Lines holding the string "JSON" are the ones to copy from this listing.

Chart and figure data
# # # #

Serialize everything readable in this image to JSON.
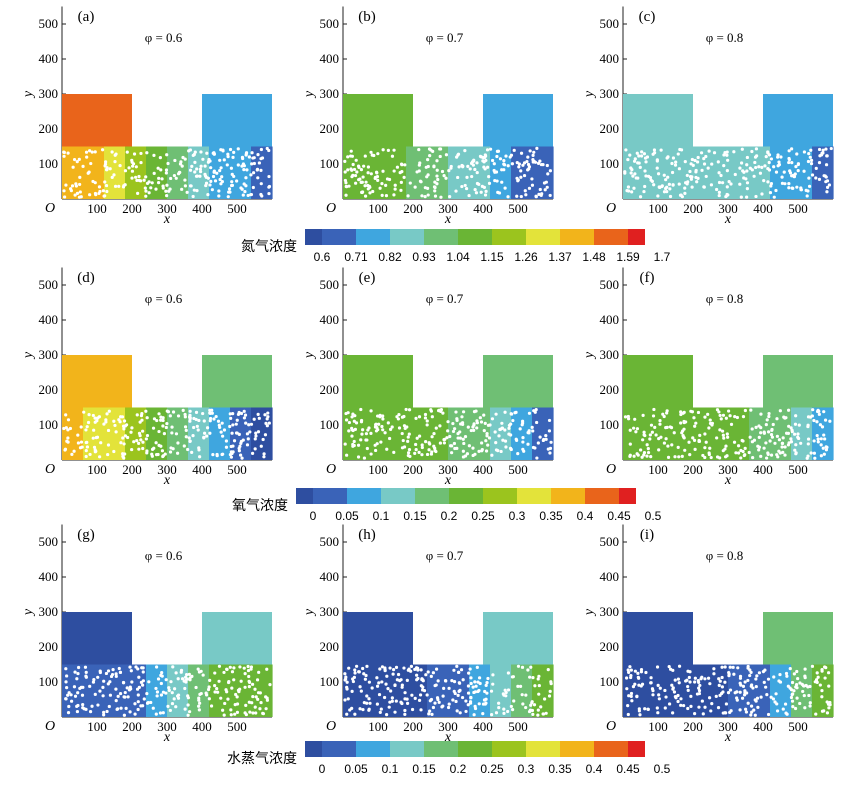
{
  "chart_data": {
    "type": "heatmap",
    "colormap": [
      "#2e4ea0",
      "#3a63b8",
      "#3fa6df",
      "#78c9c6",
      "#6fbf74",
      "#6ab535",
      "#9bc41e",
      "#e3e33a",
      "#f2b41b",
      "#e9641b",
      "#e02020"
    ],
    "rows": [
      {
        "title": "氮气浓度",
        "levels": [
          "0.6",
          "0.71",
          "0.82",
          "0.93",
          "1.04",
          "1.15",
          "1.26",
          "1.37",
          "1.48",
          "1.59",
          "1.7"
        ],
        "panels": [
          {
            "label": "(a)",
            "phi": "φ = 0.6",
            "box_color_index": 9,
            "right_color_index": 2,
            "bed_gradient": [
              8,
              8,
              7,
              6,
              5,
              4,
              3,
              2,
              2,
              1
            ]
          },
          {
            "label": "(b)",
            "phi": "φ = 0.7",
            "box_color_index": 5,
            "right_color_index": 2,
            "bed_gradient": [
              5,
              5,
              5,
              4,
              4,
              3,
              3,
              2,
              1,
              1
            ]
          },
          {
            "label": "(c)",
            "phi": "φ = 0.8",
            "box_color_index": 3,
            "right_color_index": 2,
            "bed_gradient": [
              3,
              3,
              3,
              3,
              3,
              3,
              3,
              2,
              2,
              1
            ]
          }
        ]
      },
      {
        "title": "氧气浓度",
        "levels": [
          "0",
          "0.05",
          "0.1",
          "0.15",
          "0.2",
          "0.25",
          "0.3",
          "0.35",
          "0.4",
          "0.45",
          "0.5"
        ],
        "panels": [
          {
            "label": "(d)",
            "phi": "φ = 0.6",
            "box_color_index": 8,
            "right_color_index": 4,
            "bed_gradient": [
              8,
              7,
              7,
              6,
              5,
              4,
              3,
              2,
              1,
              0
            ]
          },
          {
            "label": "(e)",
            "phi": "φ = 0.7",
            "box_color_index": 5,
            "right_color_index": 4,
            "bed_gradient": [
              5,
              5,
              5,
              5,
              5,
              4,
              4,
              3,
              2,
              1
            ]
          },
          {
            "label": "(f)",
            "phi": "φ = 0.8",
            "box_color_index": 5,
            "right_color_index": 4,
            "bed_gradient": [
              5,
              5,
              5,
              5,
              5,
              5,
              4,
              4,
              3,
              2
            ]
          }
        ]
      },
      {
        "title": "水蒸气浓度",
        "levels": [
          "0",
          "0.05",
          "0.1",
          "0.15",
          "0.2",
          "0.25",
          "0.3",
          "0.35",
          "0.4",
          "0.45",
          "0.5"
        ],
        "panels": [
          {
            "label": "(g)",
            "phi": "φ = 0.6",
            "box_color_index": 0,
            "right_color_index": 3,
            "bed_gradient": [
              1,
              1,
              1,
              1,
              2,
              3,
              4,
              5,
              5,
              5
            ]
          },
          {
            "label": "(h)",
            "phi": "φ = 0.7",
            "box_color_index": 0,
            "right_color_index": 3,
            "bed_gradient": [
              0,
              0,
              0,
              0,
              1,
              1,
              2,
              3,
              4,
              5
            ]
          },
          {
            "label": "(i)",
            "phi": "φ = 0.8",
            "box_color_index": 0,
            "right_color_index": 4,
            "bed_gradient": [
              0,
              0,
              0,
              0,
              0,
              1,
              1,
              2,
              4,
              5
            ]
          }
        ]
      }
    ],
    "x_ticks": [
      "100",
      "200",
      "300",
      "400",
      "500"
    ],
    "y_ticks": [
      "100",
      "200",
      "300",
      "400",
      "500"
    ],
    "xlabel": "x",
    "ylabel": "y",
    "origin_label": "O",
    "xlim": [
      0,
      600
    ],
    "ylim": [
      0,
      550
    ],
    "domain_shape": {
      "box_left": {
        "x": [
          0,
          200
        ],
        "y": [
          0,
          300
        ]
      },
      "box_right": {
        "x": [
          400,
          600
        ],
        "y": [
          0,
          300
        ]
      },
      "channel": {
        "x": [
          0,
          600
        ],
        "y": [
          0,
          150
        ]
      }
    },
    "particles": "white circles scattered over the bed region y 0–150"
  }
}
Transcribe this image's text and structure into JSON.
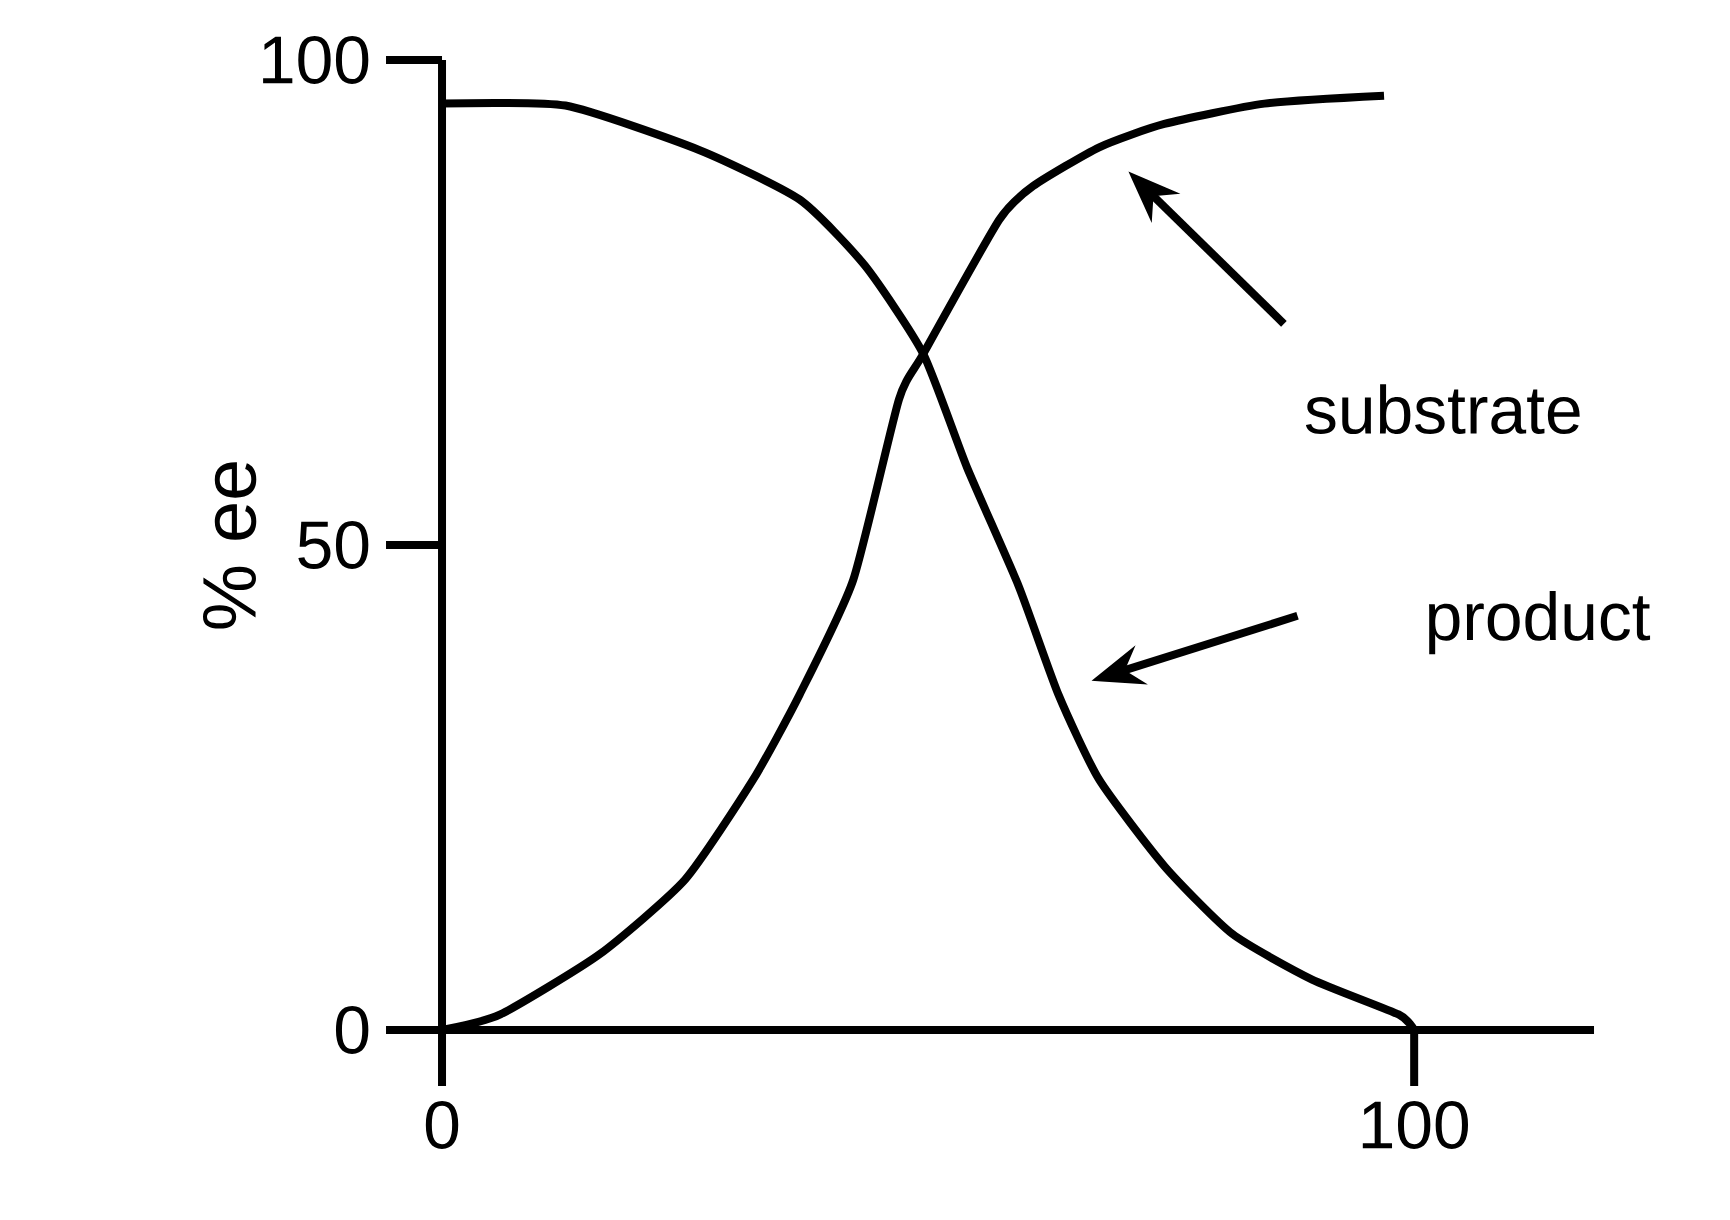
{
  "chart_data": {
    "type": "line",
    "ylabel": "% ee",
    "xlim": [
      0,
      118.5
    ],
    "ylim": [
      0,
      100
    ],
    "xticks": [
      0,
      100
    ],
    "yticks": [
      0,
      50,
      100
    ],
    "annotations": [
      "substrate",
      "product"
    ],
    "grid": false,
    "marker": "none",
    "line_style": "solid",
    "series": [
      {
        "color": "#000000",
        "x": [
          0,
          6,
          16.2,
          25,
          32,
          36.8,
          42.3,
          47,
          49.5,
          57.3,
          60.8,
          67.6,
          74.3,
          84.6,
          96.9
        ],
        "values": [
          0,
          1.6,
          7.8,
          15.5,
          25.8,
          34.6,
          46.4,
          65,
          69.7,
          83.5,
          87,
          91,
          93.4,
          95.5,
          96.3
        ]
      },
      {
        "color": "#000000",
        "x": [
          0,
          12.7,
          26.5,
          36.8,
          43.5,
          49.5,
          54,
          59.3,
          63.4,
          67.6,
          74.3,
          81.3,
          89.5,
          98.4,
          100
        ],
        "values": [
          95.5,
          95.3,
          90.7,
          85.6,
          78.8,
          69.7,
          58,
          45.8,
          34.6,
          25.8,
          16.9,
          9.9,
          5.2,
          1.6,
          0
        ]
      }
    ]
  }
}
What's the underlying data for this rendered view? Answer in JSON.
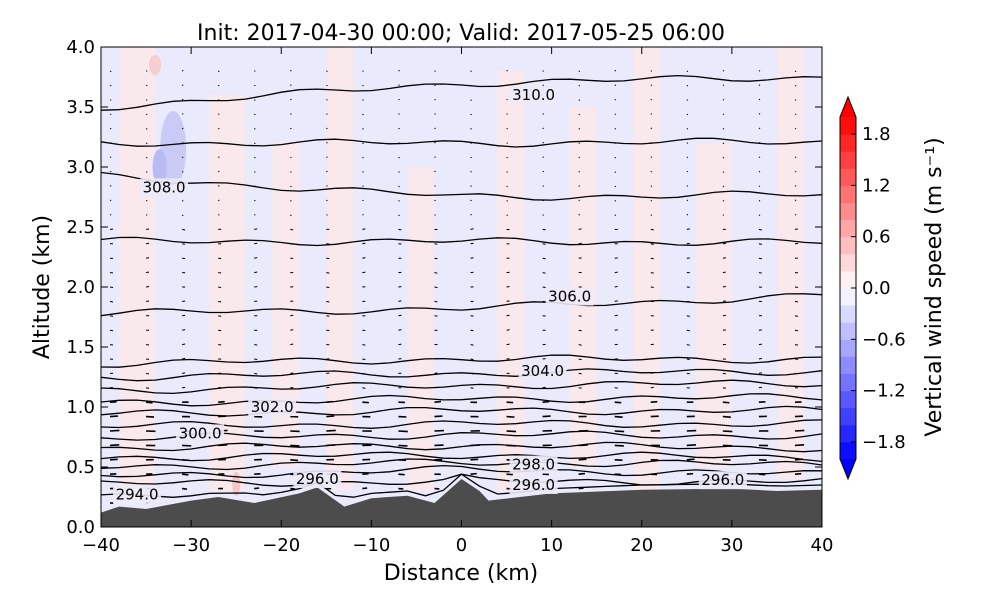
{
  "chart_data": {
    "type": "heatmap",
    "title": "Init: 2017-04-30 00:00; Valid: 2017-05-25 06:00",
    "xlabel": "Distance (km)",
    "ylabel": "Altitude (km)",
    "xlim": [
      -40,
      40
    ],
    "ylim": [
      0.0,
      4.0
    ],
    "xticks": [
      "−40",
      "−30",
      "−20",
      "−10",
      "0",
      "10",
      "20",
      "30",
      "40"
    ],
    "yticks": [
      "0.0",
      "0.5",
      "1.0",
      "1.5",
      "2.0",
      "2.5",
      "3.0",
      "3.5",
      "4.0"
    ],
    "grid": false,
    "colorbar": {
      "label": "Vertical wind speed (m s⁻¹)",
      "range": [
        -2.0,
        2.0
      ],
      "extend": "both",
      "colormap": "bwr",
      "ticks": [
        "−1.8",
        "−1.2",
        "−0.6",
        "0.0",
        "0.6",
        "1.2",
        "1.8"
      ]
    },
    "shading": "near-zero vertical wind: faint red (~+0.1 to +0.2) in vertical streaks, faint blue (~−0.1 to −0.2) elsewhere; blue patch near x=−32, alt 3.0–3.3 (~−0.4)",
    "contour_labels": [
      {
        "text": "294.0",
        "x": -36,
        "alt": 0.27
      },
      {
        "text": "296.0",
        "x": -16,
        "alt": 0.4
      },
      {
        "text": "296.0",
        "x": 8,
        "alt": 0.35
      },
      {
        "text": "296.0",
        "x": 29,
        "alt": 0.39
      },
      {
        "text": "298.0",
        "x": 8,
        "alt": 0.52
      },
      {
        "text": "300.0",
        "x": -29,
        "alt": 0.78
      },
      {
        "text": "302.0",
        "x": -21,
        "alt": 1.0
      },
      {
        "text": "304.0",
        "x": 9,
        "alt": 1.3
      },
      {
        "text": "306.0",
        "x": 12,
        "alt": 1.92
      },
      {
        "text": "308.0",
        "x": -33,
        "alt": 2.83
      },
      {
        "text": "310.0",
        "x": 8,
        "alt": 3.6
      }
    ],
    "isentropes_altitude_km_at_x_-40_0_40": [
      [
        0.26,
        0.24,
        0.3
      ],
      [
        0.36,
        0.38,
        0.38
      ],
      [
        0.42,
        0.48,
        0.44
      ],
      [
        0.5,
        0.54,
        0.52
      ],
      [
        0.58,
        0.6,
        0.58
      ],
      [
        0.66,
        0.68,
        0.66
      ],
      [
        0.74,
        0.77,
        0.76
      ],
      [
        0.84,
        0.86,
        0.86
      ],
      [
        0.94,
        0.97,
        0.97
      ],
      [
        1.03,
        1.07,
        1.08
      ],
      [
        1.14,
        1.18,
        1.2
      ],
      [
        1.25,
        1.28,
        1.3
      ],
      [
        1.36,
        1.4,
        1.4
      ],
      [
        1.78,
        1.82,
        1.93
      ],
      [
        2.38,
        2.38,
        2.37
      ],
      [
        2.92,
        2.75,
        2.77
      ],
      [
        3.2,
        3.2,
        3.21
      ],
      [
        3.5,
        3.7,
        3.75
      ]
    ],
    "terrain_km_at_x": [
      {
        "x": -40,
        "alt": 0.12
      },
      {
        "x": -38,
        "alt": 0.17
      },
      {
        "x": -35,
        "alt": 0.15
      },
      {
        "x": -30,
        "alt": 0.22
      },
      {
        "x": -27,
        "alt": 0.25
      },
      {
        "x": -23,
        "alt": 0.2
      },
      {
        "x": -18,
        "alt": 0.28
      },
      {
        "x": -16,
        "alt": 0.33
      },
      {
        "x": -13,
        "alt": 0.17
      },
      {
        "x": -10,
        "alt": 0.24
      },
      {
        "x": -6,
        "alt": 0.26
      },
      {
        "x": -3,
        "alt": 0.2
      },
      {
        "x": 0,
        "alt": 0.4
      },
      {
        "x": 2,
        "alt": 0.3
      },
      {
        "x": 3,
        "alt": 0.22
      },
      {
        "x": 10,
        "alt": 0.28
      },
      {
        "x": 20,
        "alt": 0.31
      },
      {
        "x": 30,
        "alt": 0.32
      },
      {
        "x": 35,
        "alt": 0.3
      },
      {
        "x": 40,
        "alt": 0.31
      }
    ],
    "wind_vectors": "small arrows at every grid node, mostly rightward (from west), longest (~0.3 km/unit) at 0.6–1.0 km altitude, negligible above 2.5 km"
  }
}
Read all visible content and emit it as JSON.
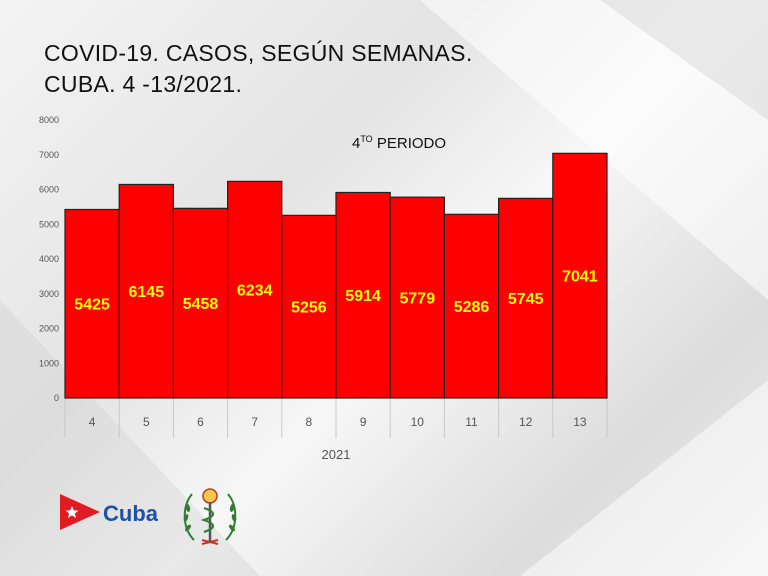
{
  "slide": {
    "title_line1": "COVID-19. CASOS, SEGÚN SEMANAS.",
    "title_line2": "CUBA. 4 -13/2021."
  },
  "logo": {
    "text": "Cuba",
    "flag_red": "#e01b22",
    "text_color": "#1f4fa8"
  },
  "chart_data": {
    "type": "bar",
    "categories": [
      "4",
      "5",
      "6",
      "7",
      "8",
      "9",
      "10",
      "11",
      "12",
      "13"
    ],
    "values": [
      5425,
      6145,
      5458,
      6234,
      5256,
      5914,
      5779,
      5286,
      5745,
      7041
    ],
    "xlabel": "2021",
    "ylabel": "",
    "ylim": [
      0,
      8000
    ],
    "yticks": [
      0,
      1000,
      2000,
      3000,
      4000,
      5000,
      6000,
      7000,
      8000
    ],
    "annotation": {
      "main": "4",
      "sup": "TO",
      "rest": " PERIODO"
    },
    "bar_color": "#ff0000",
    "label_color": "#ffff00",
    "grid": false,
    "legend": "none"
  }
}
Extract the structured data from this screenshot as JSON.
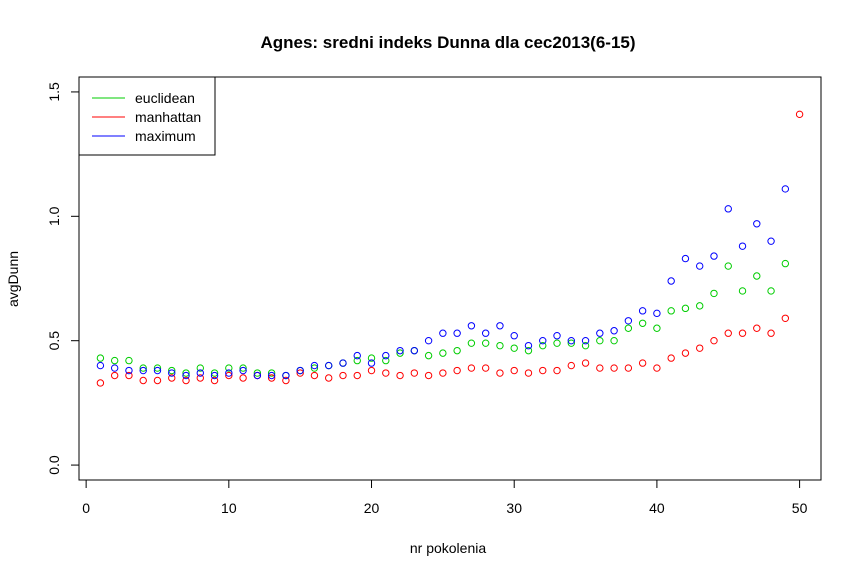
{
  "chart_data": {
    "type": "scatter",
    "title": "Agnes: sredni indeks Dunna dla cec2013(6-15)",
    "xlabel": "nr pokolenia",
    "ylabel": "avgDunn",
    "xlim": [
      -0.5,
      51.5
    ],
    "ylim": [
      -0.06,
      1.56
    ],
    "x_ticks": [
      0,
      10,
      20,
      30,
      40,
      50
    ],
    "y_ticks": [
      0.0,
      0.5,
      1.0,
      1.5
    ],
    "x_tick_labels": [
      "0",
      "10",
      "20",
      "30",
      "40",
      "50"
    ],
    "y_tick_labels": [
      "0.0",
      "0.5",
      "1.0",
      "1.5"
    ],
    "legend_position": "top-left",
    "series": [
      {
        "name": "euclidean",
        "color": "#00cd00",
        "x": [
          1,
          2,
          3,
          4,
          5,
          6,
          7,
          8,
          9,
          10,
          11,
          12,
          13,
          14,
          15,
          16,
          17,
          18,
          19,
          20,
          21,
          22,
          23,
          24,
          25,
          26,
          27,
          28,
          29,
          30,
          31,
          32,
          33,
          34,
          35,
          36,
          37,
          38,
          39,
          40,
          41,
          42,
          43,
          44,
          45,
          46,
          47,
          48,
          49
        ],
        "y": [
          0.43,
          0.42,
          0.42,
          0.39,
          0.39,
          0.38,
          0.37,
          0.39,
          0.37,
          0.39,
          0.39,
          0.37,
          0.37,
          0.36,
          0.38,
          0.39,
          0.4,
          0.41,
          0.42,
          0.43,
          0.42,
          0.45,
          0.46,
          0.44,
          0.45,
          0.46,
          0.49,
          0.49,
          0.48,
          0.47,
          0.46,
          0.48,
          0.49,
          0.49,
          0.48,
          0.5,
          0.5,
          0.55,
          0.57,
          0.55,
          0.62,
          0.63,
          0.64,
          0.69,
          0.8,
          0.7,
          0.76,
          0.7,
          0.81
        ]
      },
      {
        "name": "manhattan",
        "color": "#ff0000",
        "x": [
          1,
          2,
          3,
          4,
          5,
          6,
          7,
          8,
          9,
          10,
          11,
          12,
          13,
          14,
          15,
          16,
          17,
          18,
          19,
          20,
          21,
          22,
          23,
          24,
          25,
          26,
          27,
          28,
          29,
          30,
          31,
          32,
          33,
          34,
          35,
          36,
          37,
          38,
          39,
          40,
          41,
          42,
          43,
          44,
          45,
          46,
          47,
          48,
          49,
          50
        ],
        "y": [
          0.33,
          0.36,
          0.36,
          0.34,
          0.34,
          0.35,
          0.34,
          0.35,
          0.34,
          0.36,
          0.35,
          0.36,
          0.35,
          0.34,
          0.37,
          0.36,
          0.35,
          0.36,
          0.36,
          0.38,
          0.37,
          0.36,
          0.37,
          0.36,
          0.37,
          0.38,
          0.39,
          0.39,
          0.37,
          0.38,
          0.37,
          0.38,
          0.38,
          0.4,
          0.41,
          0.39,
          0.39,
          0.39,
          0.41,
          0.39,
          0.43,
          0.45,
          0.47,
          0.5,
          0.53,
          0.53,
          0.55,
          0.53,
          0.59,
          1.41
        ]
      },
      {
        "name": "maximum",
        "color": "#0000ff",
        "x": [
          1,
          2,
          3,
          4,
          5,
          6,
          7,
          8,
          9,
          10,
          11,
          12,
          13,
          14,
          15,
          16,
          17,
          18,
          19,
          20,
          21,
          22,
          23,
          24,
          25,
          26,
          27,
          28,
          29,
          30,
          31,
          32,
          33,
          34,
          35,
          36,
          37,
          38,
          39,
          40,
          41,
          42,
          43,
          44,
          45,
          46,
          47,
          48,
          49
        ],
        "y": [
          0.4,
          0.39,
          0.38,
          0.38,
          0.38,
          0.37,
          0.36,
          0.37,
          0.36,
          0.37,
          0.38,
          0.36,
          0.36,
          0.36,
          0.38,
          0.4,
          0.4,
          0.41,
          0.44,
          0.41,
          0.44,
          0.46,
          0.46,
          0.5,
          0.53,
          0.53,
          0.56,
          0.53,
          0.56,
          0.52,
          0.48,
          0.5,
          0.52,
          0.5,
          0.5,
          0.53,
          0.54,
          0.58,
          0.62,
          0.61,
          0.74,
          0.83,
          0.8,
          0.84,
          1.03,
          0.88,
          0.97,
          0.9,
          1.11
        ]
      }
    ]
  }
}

# # # #

◆ Response to this task:
Serialize everything readable in this image to JSON.
Transcribe this image's text and structure into JSON.
What's the underlying data for this rendered view? Answer in JSON.
Read all visible content and emit it as JSON.
Extract the structured data from this screenshot as JSON.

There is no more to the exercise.